| Dataset entries on figures |
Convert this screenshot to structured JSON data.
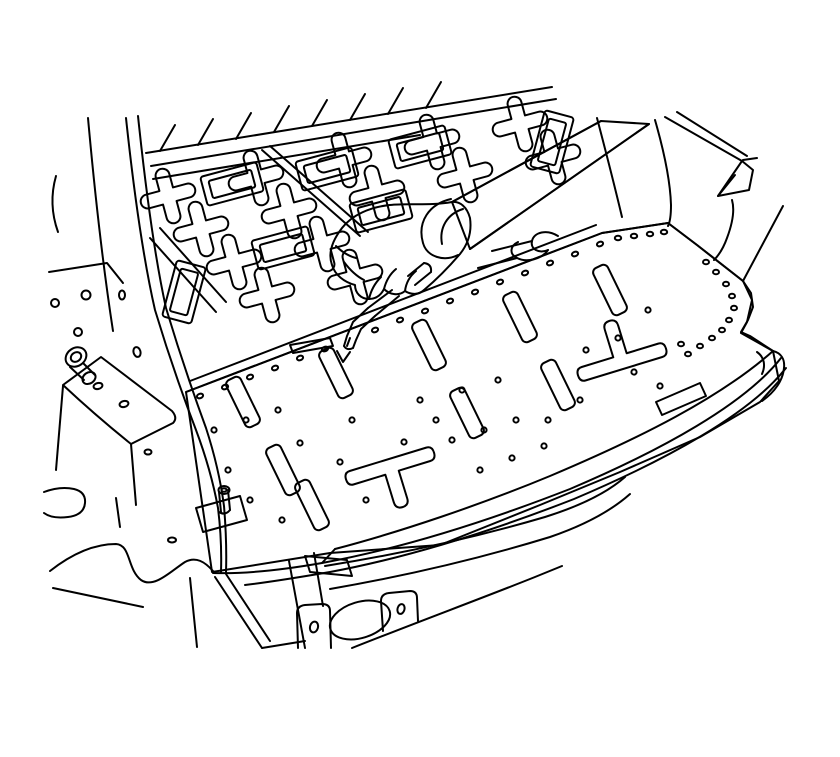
{
  "figure": {
    "alt": "Black-and-white service-manual line illustration of a vehicle rear cargo floor area seen in perspective. A hand holding a marking tool points to the weld flange seam between the intermediate floor panel and the rear floor panel; a small arrow marks the point on the seam. The panels show plug-weld holes, slotted cutouts, a mounting stud on a small plate, the left wheelhouse bracket with a stud and holes, the right quarter-panel flange with a folded tab, and the rear bumper/valance structure below the curved panel edge.",
    "background_color": "#ffffff",
    "line_color": "#000000"
  },
  "parts": {
    "left_pillar": "left body pillar",
    "left_bracket": "left wheelhouse bracket with stud and holes",
    "upper_floor": "intermediate floor panel with slotted rib pattern",
    "right_quarter": "right quarter panel flange with folded tab",
    "hand_tool": "hand holding marking tool",
    "pointer_arrow": "arrow at marked seam point",
    "rear_floor": "rear floor panel with plug-weld holes, slots and stud plate",
    "bumper_area": "rear bumper bar and valance brackets with oval opening"
  }
}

| Requirement |
Return all of the data exactly as written, and drop the pictures.

| Response to the exercise |
Convert this screenshot to structured JSON data.
{
  "figure": {
    "alt": "Black-and-white service-manual line illustration of a vehicle rear cargo floor area seen in perspective. A hand holding a marking tool points to the weld flange seam between the intermediate floor panel and the rear floor panel; a small arrow marks the point on the seam. The panels show plug-weld holes, slotted cutouts, a mounting stud on a small plate, the left wheelhouse bracket with a stud and holes, the right quarter-panel flange with a folded tab, and the rear bumper/valance structure below the curved panel edge.",
    "background_color": "#ffffff",
    "line_color": "#000000"
  },
  "parts": {
    "left_pillar": "left body pillar",
    "left_bracket": "left wheelhouse bracket with stud and holes",
    "upper_floor": "intermediate floor panel with slotted rib pattern",
    "right_quarter": "right quarter panel flange with folded tab",
    "hand_tool": "hand holding marking tool",
    "pointer_arrow": "arrow at marked seam point",
    "rear_floor": "rear floor panel with plug-weld holes, slots and stud plate",
    "bumper_area": "rear bumper bar and valance brackets with oval opening"
  }
}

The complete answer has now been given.